%%

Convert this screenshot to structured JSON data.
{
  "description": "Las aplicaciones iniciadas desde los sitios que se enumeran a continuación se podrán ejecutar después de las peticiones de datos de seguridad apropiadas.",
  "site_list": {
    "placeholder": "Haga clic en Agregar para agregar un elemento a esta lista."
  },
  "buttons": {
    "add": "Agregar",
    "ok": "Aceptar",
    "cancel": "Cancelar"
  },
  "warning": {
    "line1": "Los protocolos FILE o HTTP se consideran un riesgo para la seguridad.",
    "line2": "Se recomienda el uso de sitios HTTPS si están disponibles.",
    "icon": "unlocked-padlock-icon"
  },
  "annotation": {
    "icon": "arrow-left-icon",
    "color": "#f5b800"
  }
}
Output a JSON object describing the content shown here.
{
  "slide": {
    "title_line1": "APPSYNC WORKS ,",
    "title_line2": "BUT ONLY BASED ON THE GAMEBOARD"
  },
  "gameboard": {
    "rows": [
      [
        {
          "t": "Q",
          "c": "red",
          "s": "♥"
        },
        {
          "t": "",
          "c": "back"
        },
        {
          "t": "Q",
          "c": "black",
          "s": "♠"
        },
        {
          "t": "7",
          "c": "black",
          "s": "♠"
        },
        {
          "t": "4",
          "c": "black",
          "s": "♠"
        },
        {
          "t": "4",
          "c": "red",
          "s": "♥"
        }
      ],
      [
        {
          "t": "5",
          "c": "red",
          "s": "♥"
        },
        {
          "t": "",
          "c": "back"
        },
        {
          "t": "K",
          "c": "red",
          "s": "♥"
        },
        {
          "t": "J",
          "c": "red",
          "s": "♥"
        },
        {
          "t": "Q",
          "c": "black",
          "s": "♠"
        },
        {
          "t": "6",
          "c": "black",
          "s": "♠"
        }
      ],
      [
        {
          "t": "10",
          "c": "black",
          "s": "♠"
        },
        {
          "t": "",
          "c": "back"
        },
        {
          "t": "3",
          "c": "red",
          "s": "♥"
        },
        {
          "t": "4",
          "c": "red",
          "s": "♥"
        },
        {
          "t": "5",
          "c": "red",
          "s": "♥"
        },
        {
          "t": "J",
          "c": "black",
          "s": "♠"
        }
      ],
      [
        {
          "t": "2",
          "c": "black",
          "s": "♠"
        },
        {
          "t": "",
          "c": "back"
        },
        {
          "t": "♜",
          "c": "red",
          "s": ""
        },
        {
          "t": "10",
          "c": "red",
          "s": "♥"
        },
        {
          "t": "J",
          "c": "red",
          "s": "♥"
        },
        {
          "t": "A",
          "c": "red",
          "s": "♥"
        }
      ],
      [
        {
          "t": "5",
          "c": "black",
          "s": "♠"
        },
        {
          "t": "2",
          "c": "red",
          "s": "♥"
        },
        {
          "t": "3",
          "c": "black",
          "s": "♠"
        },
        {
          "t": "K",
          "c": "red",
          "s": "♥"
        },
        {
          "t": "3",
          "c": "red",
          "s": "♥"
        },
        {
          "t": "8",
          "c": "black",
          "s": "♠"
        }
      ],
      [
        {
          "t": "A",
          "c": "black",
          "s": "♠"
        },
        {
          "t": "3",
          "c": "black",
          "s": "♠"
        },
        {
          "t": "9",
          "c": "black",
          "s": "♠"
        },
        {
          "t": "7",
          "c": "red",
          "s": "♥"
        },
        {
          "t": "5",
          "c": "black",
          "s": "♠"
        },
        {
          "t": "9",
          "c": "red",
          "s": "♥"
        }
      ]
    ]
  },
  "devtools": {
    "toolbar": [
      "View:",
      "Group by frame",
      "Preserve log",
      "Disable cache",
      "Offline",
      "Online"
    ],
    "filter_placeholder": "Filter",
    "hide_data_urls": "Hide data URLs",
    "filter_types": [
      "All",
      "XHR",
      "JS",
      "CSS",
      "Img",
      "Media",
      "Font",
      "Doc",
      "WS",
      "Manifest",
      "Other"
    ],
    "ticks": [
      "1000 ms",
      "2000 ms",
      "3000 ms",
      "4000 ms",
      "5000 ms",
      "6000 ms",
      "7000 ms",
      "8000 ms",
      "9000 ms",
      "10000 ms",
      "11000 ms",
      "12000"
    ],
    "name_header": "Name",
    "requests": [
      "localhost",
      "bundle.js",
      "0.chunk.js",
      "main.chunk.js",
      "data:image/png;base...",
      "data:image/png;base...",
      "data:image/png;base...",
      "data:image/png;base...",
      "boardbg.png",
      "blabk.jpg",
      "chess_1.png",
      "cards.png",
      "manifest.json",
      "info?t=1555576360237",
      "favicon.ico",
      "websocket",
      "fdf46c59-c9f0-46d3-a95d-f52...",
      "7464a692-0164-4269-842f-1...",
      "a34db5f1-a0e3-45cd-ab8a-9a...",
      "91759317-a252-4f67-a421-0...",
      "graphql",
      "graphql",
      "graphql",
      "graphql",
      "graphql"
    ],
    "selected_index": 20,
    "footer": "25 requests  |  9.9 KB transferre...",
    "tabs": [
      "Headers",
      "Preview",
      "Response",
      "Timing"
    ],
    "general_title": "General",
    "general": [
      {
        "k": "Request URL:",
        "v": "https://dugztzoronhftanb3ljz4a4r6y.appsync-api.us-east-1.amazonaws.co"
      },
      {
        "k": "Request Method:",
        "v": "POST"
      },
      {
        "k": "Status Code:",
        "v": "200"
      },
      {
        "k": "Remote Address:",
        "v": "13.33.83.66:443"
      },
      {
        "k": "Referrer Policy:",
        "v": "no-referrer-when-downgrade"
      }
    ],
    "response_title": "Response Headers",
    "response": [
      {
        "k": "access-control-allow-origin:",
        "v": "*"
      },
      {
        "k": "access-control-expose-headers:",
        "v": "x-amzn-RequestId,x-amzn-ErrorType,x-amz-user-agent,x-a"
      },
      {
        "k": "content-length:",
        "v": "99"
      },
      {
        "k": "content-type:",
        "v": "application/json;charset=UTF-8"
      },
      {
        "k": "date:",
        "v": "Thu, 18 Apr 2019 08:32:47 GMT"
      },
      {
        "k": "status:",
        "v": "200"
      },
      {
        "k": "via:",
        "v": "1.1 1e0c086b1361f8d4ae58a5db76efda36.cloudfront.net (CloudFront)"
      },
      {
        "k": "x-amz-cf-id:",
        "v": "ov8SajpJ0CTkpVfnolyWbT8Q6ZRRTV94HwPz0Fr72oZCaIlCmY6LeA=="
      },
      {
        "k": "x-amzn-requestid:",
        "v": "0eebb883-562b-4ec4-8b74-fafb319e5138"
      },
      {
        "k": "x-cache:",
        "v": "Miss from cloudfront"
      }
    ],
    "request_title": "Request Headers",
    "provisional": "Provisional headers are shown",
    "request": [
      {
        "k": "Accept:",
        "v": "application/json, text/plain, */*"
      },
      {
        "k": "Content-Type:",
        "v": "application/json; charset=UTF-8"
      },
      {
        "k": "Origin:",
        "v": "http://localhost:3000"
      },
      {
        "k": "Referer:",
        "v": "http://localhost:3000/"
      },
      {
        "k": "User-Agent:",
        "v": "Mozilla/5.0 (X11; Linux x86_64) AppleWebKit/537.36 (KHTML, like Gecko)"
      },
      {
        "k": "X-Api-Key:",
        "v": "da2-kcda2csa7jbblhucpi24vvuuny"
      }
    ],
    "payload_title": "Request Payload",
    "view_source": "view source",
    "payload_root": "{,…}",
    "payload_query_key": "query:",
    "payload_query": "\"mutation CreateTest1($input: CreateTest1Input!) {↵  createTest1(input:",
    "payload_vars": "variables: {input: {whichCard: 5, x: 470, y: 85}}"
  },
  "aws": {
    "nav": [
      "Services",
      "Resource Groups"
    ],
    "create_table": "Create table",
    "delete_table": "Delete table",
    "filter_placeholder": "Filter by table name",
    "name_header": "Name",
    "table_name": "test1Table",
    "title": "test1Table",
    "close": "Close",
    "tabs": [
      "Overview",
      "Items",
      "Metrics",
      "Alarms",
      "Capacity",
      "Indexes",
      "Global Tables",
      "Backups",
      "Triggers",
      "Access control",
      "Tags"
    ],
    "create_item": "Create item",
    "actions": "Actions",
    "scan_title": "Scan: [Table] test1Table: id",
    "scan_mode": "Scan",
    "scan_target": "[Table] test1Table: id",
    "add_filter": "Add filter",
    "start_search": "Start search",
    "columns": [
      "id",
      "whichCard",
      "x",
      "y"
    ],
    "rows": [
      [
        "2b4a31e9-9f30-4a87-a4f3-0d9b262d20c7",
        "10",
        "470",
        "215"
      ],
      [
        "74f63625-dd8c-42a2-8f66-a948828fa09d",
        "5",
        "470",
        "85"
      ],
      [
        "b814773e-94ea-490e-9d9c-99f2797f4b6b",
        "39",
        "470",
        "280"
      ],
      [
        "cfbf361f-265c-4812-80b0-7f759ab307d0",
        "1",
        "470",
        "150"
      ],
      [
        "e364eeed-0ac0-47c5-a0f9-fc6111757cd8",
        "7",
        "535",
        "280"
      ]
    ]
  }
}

%%

_Exercise goal_: In the entries above, find each line with the string "seguridad" and copy it.

_Right answer_:
  "description": "Las aplicaciones iniciadas desde los sitios que se enumeran a continuación se podrán ejecutar después de las peticiones de datos de seguridad apropiadas.",
    "line1": "Los protocolos FILE o HTTP se consideran un riesgo para la seguridad.",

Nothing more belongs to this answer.